_INFORMATION GIVEN_:
-.-.-

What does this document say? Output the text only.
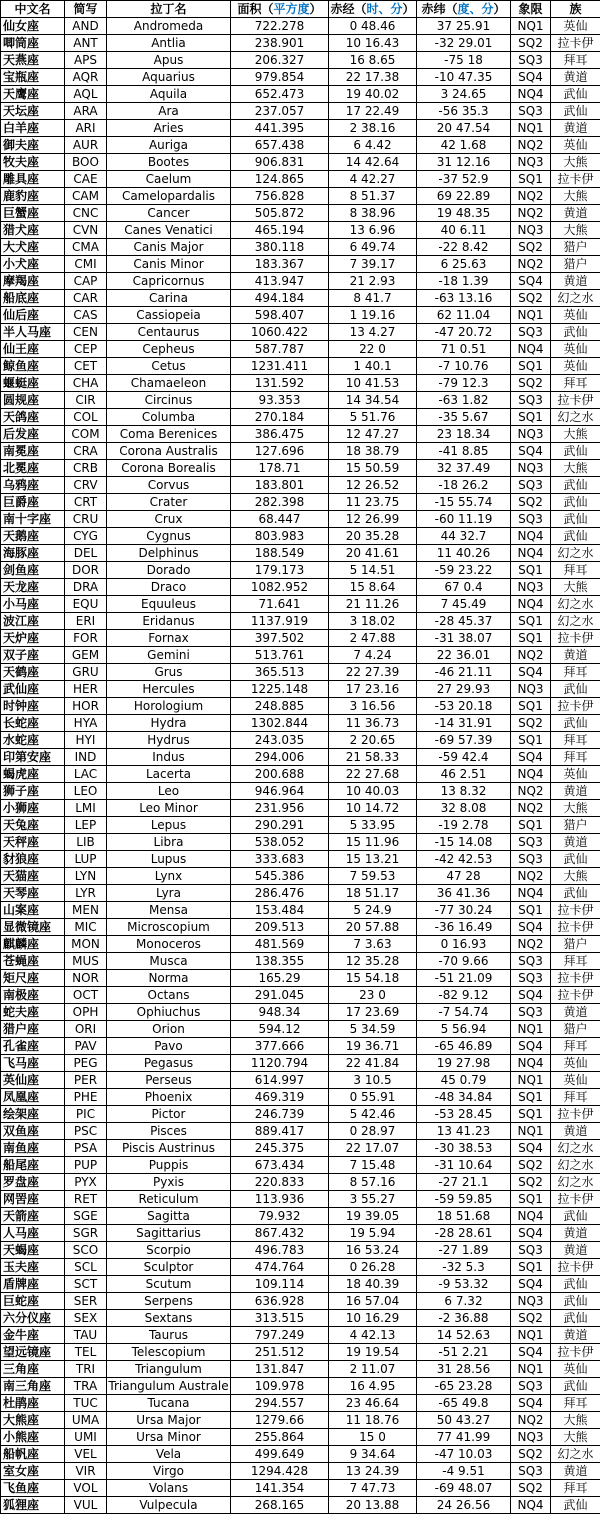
中文名	简写	拉丁名	面积（平方度）	赤经（时、分）	赤纬（度、分）	象限	族
仙女座	AND	Andromeda	722.278	0 48.46	37 25.91	NQ1	英仙
唧筒座	ANT	Antlia	238.901	10 16.43	-32 29.01	SQ2	拉卡伊
天燕座	APS	Apus	206.327	16 8.65	-75 18	SQ3	拜耳
宝瓶座	AQR	Aquarius	979.854	22 17.38	-10 47.35	SQ4	黄道
天鹰座	AQL	Aquila	652.473	19 40.02	3 24.65	NQ4	武仙
天坛座	ARA	Ara	237.057	17 22.49	-56 35.3	SQ3	武仙
白羊座	ARI	Aries	441.395	2 38.16	20 47.54	NQ1	黄道
御夫座	AUR	Auriga	657.438	6 4.42	42 1.68	NQ2	英仙
牧夫座	BOO	Bootes	906.831	14 42.64	31 12.16	NQ3	大熊
雕具座	CAE	Caelum	124.865	4 42.27	-37 52.9	SQ1	拉卡伊
鹿豹座	CAM	Camelopardalis	756.828	8 51.37	69 22.89	NQ2	大熊
巨蟹座	CNC	Cancer	505.872	8 38.96	19 48.35	NQ2	黄道
猎犬座	CVN	Canes Venatici	465.194	13 6.96	40 6.11	NQ3	大熊
大犬座	CMA	Canis Major	380.118	6 49.74	-22 8.42	SQ2	猎户
小犬座	CMI	Canis Minor	183.367	7 39.17	6 25.63	NQ2	猎户
摩羯座	CAP	Capricornus	413.947	21 2.93	-18 1.39	SQ4	黄道
船底座	CAR	Carina	494.184	8 41.7	-63 13.16	SQ2	幻之水
仙后座	CAS	Cassiopeia	598.407	1 19.16	62 11.04	NQ1	英仙
半人马座	CEN	Centaurus	1060.422	13 4.27	-47 20.72	SQ3	武仙
仙王座	CEP	Cepheus	587.787	22 0	71 0.51	NQ4	英仙
鲸鱼座	CET	Cetus	1231.411	1 40.1	-7 10.76	SQ1	英仙
蝘蜓座	CHA	Chamaeleon	131.592	10 41.53	-79 12.3	SQ2	拜耳
圆规座	CIR	Circinus	93.353	14 34.54	-63 1.82	SQ3	拉卡伊
天鸽座	COL	Columba	270.184	5 51.76	-35 5.67	SQ1	幻之水
后发座	COM	Coma Berenices	386.475	12 47.27	23 18.34	NQ3	大熊
南冕座	CRA	Corona Australis	127.696	18 38.79	-41 8.85	SQ4	武仙
北冕座	CRB	Corona Borealis	178.71	15 50.59	32 37.49	NQ3	大熊
乌鸦座	CRV	Corvus	183.801	12 26.52	-18 26.2	SQ3	武仙
巨爵座	CRT	Crater	282.398	11 23.75	-15 55.74	SQ2	武仙
南十字座	CRU	Crux	68.447	12 26.99	-60 11.19	SQ3	武仙
天鹅座	CYG	Cygnus	803.983	20 35.28	44 32.7	NQ4	武仙
海豚座	DEL	Delphinus	188.549	20 41.61	11 40.26	NQ4	幻之水
剑鱼座	DOR	Dorado	179.173	5 14.51	-59 23.22	SQ1	拜耳
天龙座	DRA	Draco	1082.952	15 8.64	67 0.4	NQ3	大熊
小马座	EQU	Equuleus	71.641	21 11.26	7 45.49	NQ4	幻之水
波江座	ERI	Eridanus	1137.919	3 18.02	-28 45.37	SQ1	幻之水
天炉座	FOR	Fornax	397.502	2 47.88	-31 38.07	SQ1	拉卡伊
双子座	GEM	Gemini	513.761	7 4.24	22 36.01	NQ2	黄道
天鹤座	GRU	Grus	365.513	22 27.39	-46 21.11	SQ4	拜耳
武仙座	HER	Hercules	1225.148	17 23.16	27 29.93	NQ3	武仙
时钟座	HOR	Horologium	248.885	3 16.56	-53 20.18	SQ1	拉卡伊
长蛇座	HYA	Hydra	1302.844	11 36.73	-14 31.91	SQ2	武仙
水蛇座	HYI	Hydrus	243.035	2 20.65	-69 57.39	SQ1	拜耳
印第安座	IND	Indus	294.006	21 58.33	-59 42.4	SQ4	拜耳
蝎虎座	LAC	Lacerta	200.688	22 27.68	46 2.51	NQ4	英仙
狮子座	LEO	Leo	946.964	10 40.03	13 8.32	NQ2	黄道
小狮座	LMI	Leo Minor	231.956	10 14.72	32 8.08	NQ2	大熊
天兔座	LEP	Lepus	290.291	5 33.95	-19 2.78	SQ1	猎户
天秤座	LIB	Libra	538.052	15 11.96	-15 14.08	SQ3	黄道
豺狼座	LUP	Lupus	333.683	15 13.21	-42 42.53	SQ3	武仙
天猫座	LYN	Lynx	545.386	7 59.53	47 28	NQ2	大熊
天琴座	LYR	Lyra	286.476	18 51.17	36 41.36	NQ4	武仙
山案座	MEN	Mensa	153.484	5 24.9	-77 30.24	SQ1	拉卡伊
显微镜座	MIC	Microscopium	209.513	20 57.88	-36 16.49	SQ4	拉卡伊
麒麟座	MON	Monoceros	481.569	7 3.63	0 16.93	NQ2	猎户
苍蝇座	MUS	Musca	138.355	12 35.28	-70 9.66	SQ3	拜耳
矩尺座	NOR	Norma	165.29	15 54.18	-51 21.09	SQ3	拉卡伊
南极座	OCT	Octans	291.045	23 0	-82 9.12	SQ4	拉卡伊
蛇夫座	OPH	Ophiuchus	948.34	17 23.69	-7 54.74	SQ3	黄道
猎户座	ORI	Orion	594.12	5 34.59	5 56.94	NQ1	猎户
孔雀座	PAV	Pavo	377.666	19 36.71	-65 46.89	SQ4	拜耳
飞马座	PEG	Pegasus	1120.794	22 41.84	19 27.98	NQ4	英仙
英仙座	PER	Perseus	614.997	3 10.5	45 0.79	NQ1	英仙
凤凰座	PHE	Phoenix	469.319	0 55.91	-48 34.84	SQ1	拜耳
绘架座	PIC	Pictor	246.739	5 42.46	-53 28.45	SQ1	拉卡伊
双鱼座	PSC	Pisces	889.417	0 28.97	13 41.23	NQ1	黄道
南鱼座	PSA	Piscis Austrinus	245.375	22 17.07	-30 38.53	SQ4	幻之水
船尾座	PUP	Puppis	673.434	7 15.48	-31 10.64	SQ2	幻之水
罗盘座	PYX	Pyxis	220.833	8 57.16	-27 21.1	SQ2	幻之水
网罟座	RET	Reticulum	113.936	3 55.27	-59 59.85	SQ1	拉卡伊
天箭座	SGE	Sagitta	79.932	19 39.05	18 51.68	NQ4	武仙
人马座	SGR	Sagittarius	867.432	19 5.94	-28 28.61	SQ4	黄道
天蝎座	SCO	Scorpio	496.783	16 53.24	-27 1.89	SQ3	黄道
玉夫座	SCL	Sculptor	474.764	0 26.28	-32 5.3	SQ1	拉卡伊
盾牌座	SCT	Scutum	109.114	18 40.39	-9 53.32	SQ4	武仙
巨蛇座	SER	Serpens	636.928	16 57.04	6 7.32	NQ3	武仙
六分仪座	SEX	Sextans	313.515	10 16.29	-2 36.88	SQ2	武仙
金牛座	TAU	Taurus	797.249	4 42.13	14 52.63	NQ1	黄道
望远镜座	TEL	Telescopium	251.512	19 19.54	-51 2.21	SQ4	拉卡伊
三角座	TRI	Triangulum	131.847	2 11.07	31 28.56	NQ1	英仙
南三角座	TRA	Triangulum Australe	109.978	16 4.95	-65 23.28	SQ3	武仙
杜鹃座	TUC	Tucana	294.557	23 46.64	-65 49.8	SQ4	拜耳
大熊座	UMA	Ursa Major	1279.66	11 18.76	50 43.27	NQ2	大熊
小熊座	UMI	Ursa Minor	255.864	15 0	77 41.99	NQ3	大熊
船帆座	VEL	Vela	499.649	9 34.64	-47 10.03	SQ2	幻之水
室女座	VIR	Virgo	1294.428	13 24.39	-4 9.51	SQ3	黄道
飞鱼座	VOL	Volans	141.354	7 47.73	-69 48.07	SQ2	拜耳
狐狸座	VUL	Vulpecula	268.165	20 13.88	24 26.56	NQ4	武仙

-.-.-

_WHAT TO DO_:
Check each line above for "Triangulum" and return the ones that have it.

_ANSWER BELOW_:
三角座	TRI	Triangulum	131.847	2 11.07	31 28.56	NQ1	英仙
南三角座	TRA	Triangulum Australe	109.978	16 4.95	-65 23.28	SQ3	武仙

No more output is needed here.